Count every line that holds the string "JSON", then give that number alone.

————

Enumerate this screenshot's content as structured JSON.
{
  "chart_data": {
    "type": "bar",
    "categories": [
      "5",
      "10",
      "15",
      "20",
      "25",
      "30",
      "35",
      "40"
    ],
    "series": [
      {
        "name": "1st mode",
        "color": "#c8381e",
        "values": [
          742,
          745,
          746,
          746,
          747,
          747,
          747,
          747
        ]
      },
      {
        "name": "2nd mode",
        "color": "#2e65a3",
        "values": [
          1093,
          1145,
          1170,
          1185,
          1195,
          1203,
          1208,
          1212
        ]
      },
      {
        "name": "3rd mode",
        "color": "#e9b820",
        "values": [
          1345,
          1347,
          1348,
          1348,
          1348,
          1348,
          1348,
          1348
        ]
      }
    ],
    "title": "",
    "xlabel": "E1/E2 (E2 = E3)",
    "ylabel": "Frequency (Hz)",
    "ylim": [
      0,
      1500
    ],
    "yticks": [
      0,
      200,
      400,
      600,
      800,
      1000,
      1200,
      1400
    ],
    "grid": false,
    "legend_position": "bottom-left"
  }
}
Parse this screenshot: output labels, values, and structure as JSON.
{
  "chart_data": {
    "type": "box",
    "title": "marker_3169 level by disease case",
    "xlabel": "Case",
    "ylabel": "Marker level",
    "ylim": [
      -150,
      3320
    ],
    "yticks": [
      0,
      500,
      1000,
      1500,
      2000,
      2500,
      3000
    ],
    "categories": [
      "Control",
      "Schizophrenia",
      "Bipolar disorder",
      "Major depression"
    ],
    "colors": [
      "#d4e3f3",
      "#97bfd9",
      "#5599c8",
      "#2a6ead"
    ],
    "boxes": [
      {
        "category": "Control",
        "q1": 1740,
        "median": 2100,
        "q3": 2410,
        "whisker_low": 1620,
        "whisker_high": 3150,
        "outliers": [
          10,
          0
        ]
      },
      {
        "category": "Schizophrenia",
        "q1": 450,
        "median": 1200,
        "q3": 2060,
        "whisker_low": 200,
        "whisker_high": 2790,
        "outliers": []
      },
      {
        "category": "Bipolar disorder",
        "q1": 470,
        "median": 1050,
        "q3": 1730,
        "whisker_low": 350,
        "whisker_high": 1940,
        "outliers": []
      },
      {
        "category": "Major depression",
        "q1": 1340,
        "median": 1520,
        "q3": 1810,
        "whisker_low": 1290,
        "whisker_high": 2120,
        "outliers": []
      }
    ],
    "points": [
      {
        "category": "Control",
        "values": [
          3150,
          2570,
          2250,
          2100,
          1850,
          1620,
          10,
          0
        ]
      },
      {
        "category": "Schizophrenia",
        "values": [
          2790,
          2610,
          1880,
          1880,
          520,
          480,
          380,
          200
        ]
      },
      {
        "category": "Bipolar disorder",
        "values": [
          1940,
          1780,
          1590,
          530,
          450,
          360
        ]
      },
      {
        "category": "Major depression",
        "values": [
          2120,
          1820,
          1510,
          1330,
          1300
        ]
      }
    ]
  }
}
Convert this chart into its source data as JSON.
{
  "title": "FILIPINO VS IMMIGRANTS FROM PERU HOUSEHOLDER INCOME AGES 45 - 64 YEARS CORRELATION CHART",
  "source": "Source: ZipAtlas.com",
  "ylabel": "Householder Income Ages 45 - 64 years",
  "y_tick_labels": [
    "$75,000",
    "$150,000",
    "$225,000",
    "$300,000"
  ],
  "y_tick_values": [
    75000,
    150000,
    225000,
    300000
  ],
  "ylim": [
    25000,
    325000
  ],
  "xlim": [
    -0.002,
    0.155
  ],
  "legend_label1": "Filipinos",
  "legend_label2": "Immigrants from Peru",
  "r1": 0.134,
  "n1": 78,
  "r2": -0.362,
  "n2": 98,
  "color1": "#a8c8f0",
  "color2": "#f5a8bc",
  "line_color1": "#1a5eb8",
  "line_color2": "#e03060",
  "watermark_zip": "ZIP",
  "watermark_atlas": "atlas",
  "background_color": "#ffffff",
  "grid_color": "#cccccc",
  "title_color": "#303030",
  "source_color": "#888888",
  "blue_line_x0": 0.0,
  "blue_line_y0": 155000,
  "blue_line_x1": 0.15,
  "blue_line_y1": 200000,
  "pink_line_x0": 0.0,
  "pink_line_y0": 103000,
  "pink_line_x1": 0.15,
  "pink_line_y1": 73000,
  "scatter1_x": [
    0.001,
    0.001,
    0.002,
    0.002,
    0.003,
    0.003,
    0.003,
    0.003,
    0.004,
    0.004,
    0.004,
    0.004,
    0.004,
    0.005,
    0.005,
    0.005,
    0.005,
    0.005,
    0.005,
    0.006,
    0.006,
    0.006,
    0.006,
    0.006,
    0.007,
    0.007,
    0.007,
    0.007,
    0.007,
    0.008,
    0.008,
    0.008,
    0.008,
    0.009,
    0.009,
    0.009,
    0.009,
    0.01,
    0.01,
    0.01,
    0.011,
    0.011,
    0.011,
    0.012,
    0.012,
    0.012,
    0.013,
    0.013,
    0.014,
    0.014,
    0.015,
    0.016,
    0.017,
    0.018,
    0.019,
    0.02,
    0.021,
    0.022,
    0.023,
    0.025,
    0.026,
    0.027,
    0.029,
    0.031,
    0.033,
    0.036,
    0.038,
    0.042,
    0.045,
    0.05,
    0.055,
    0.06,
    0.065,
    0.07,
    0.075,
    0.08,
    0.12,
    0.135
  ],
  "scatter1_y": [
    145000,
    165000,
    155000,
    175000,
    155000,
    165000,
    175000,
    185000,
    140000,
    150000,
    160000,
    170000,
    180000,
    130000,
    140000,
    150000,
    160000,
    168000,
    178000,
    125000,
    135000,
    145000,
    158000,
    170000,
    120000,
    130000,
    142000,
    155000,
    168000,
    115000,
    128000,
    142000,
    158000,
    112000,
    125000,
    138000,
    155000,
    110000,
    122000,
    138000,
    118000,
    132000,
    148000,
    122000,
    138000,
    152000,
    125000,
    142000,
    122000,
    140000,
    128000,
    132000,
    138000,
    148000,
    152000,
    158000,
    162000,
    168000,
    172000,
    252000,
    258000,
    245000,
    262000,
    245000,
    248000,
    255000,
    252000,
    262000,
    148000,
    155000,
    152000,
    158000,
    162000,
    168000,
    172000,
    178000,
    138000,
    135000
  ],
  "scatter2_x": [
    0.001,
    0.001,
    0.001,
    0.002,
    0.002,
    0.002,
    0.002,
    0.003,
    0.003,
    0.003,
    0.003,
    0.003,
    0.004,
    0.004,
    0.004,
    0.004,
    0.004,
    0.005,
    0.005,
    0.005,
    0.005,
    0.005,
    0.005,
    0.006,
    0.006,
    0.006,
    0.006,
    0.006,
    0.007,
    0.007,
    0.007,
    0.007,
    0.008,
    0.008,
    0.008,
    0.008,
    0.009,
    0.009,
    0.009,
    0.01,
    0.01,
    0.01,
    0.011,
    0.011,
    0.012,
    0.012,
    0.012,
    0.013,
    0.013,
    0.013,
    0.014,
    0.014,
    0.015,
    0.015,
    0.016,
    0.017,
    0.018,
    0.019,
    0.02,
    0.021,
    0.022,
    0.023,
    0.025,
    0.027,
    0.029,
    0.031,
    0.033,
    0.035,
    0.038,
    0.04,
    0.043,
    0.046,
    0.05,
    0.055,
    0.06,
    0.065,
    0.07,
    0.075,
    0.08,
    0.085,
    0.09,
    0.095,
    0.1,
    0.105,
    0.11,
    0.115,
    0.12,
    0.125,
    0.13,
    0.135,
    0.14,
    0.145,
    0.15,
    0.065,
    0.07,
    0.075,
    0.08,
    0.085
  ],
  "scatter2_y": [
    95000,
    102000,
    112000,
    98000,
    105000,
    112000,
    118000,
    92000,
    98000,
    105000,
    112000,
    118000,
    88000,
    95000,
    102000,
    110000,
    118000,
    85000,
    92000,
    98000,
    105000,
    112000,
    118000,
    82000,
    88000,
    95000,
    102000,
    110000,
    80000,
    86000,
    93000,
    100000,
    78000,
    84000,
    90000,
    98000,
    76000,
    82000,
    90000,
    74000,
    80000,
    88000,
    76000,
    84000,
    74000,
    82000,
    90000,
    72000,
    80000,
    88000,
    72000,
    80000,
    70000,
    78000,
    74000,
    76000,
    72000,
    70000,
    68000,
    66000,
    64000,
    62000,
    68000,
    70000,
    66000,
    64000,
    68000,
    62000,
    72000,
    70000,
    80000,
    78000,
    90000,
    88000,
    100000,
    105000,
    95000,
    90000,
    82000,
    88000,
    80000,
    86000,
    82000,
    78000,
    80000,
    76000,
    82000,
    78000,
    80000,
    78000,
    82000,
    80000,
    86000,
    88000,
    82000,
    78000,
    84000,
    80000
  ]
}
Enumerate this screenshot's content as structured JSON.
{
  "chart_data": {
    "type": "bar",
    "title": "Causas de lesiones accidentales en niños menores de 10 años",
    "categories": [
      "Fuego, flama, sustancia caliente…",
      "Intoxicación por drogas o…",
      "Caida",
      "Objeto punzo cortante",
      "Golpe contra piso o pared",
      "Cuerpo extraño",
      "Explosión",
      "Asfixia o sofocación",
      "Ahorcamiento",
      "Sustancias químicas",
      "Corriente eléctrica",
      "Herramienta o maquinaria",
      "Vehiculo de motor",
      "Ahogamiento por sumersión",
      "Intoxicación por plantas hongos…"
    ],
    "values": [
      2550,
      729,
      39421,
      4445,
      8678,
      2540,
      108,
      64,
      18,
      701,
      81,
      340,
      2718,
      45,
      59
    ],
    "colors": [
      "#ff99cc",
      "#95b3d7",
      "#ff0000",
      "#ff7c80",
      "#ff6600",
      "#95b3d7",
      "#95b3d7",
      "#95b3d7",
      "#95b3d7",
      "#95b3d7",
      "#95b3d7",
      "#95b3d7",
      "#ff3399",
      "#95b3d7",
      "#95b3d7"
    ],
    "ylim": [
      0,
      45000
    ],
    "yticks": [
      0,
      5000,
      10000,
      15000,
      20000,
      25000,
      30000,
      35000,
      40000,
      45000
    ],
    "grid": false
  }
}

————

_ANSWER TO THE EXERCISE_: 4